Aim of the task ▸ For the data below, work out how many lines contain the word "ссылки" and supply only that number.

Given records ▸
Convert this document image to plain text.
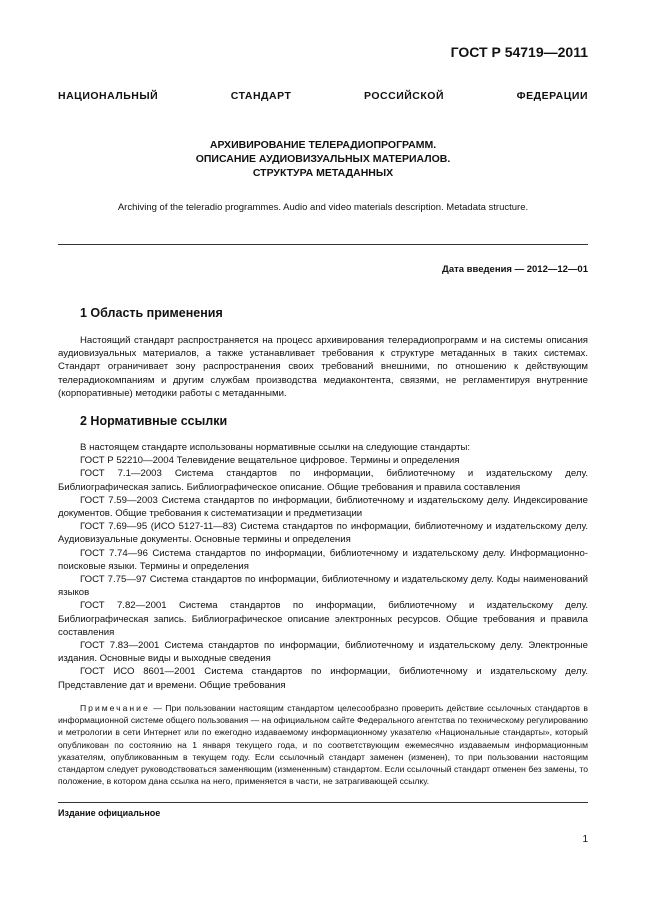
ГОСТ Р 54719—2011
НАЦИОНАЛЬНЫЙ СТАНДАРТ РОССИЙСКОЙ ФЕДЕРАЦИИ
АРХИВИРОВАНИЕ ТЕЛЕРАДИОПРОГРАММ.
ОПИСАНИЕ АУДИОВИЗУАЛЬНЫХ МАТЕРИАЛОВ.
СТРУКТУРА МЕТАДАННЫХ
Archiving of the teleradio programmes. Audio and video materials description. Metadata structure.
Дата введения — 2012—12—01
1 Область применения

Настоящий стандарт распространяется на процесс архивирования телерадиопрограмм и на системы описания аудиовизуальных материалов, а также устанавливает требования к структуре метаданных в таких системах. Стандарт ограничивает зону распространения своих требований внешними, по отношению к действующим телерадиокомпаниям и другим службам производства медиаконтента, связями, не регламентируя внутренние (корпоративные) методики работы с метаданными.

2 Нормативные ссылки

В настоящем стандарте использованы нормативные ссылки на следующие стандарты:

ГОСТ Р 52210—2004 Телевидение вещательное цифровое. Термины и определения

ГОСТ 7.1—2003 Система стандартов по информации, библиотечному и издательскому делу. Библиографическая запись. Библиографическое описание. Общие требования и правила составления

ГОСТ 7.59—2003 Система стандартов по информации, библиотечному и издательскому делу. Индексирование документов. Общие требования к систематизации и предметизации

ГОСТ 7.69—95 (ИСО 5127-11—83) Система стандартов по информации, библиотечному и издательскому делу. Аудиовизуальные документы. Основные термины и определения

ГОСТ 7.74—96 Система стандартов по информации, библиотечному и издательскому делу. Информационно-поисковые языки. Термины и определения

ГОСТ 7.75—97 Система стандартов по информации, библиотечному и издательскому делу. Коды наименований языков

ГОСТ 7.82—2001 Система стандартов по информации, библиотечному и издательскому делу. Библиографическая запись. Библиографическое описание электронных ресурсов. Общие требования и правила составления

ГОСТ 7.83—2001 Система стандартов по информации, библиотечному и издательскому делу. Электронные издания. Основные виды и выходные сведения

ГОСТ ИСО 8601—2001 Система стандартов по информации, библиотечному и издательскому делу. Представление дат и времени. Общие требования

Примечание — При пользовании настоящим стандартом целесообразно проверить действие ссылочных стандартов в информационной системе общего пользования — на официальном сайте Федерального агентства по техническому регулированию и метрологии в сети Интернет или по ежегодно издаваемому информационному указателю «Национальные стандарты», который опубликован по состоянию на 1 января текущего года, и по соответствующим ежемесячно издаваемым информационным указателям, опубликованным в текущем году. Если ссылочный стандарт заменен (изменен), то при пользовании настоящим стандартом следует руководствоваться заменяющим (измененным) стандартом. Если ссылочный стандарт отменен без замены, то положение, в котором дана ссылка на него, применяется в части, не затрагивающей ссылку.

Издание официальное
1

The result ▸ 2